◆ Task directions: Send each entry back exactly as given, pictures excluded.

====== Records to process

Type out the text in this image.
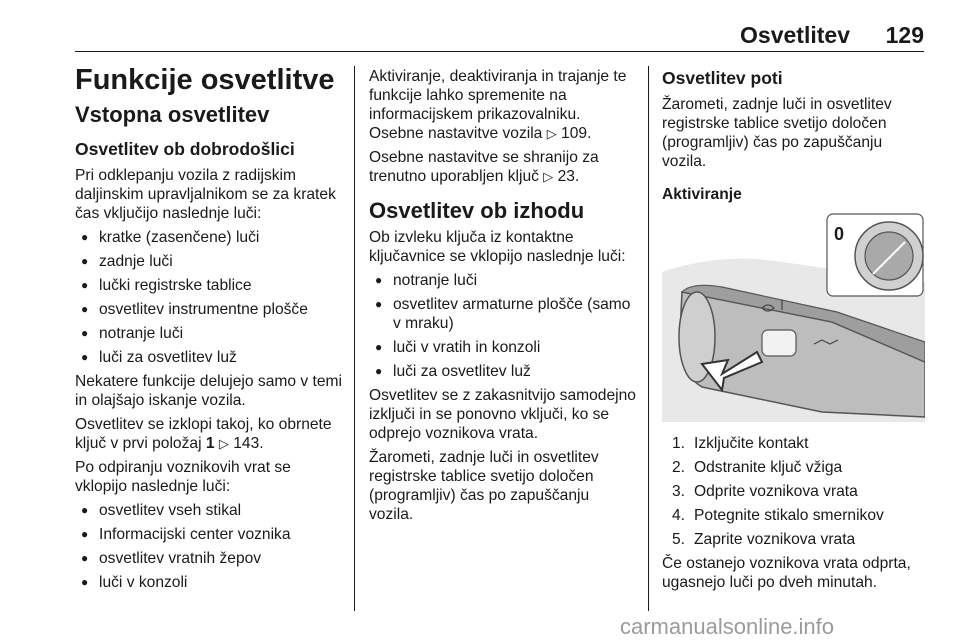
Osvetlitev 129
Funkcije osvetlitve
Vstopna osvetlitev
Osvetlitev ob dobrodošlici

Pri odklepanju vozila z radijskim daljinskim upravljalnikom se za kratek čas vključijo naslednje luči:

● kratke (zasenčene) luči
● zadnje luči
● lučki registrske tablice
● osvetlitev instrumentne plošče
● notranje luči
● luči za osvetlitev luž

Nekatere funkcije delujejo samo v temi in olajšajo iskanje vozila.

Osvetlitev se izklopi takoj, ko obrnete ključ v prvi položaj 1 ▷ 143.

Po odpiranju voznikovih vrat se vklopijo naslednje luči:

● osvetlitev vseh stikal
● Informacijski center voznika
● osvetlitev vratnih žepov
● luči v konzoli

Aktiviranje, deaktiviranja in trajanje te funkcije lahko spremenite na informacijskem prikazovalniku. Osebne nastavitve vozila ▷ 109.

Osebne nastavitve se shranijo za trenutno uporabljen ključ ▷ 23.

Osvetlitev ob izhodu

Ob izvleku ključa iz kontaktne ključavnice se vklopijo naslednje luči:

● notranje luči
● osvetlitev armaturne plošče (samo v mraku)
● luči v vratih in konzoli
● luči za osvetlitev luž

Osvetlitev se z zakasnitvijo samodejno izključi in se ponovno vključi, ko se odprejo voznikova vrata.

Žarometi, zadnje luči in osvetlitev registrske tablice svetijo določen (programljiv) čas po zapuščanju vozila.

Osvetlitev poti

Žarometi, zadnje luči in osvetlitev registrske tablice svetijo določen (programljiv) čas po zapuščanju vozila.

Aktiviranje
0
1. Izključite kontakt
2. Odstranite ključ vžiga
3. Odprite voznikova vrata
4. Potegnite stikalo smernikov
5. Zaprite voznikova vrata

Če ostanejo voznikova vrata odprta, ugasnejo luči po dveh minutah.

carmanualsonline.info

============

◆ Answer for this exercise:
Type out the text in this image.
Osvetlitev 129
Funkcije osvetlitve
Vstopna osvetlitev
Osvetlitev ob dobrodošlici

Pri odklepanju vozila z radijskim daljinskim upravljalnikom se za kratek čas vključijo naslednje luči:

● kratke (zasenčene) luči
● zadnje luči
● lučki registrske tablice
● osvetlitev instrumentne plošče
● notranje luči
● luči za osvetlitev luž

Nekatere funkcije delujejo samo v temi in olajšajo iskanje vozila.

Osvetlitev se izklopi takoj, ko obrnete ključ v prvi položaj 1 ▷ 143.

Po odpiranju voznikovih vrat se vklopijo naslednje luči:

● osvetlitev vseh stikal
● Informacijski center voznika
● osvetlitev vratnih žepov
● luči v konzoli

Aktiviranje, deaktiviranja in trajanje te funkcije lahko spremenite na informacijskem prikazovalniku. Osebne nastavitve vozila ▷ 109.

Osebne nastavitve se shranijo za trenutno uporabljen ključ ▷ 23.

Osvetlitev ob izhodu

Ob izvleku ključa iz kontaktne ključavnice se vklopijo naslednje luči:

● notranje luči
● osvetlitev armaturne plošče (samo v mraku)
● luči v vratih in konzoli
● luči za osvetlitev luž

Osvetlitev se z zakasnitvijo samodejno izključi in se ponovno vključi, ko se odprejo voznikova vrata.

Žarometi, zadnje luči in osvetlitev registrske tablice svetijo določen (programljiv) čas po zapuščanju vozila.

Osvetlitev poti

Žarometi, zadnje luči in osvetlitev registrske tablice svetijo določen (programljiv) čas po zapuščanju vozila.

Aktiviranje
0
1. Izključite kontakt
2. Odstranite ključ vžiga
3. Odprite voznikova vrata
4. Potegnite stikalo smernikov
5. Zaprite voznikova vrata

Če ostanejo voznikova vrata odprta, ugasnejo luči po dveh minutah.

carmanualsonline.info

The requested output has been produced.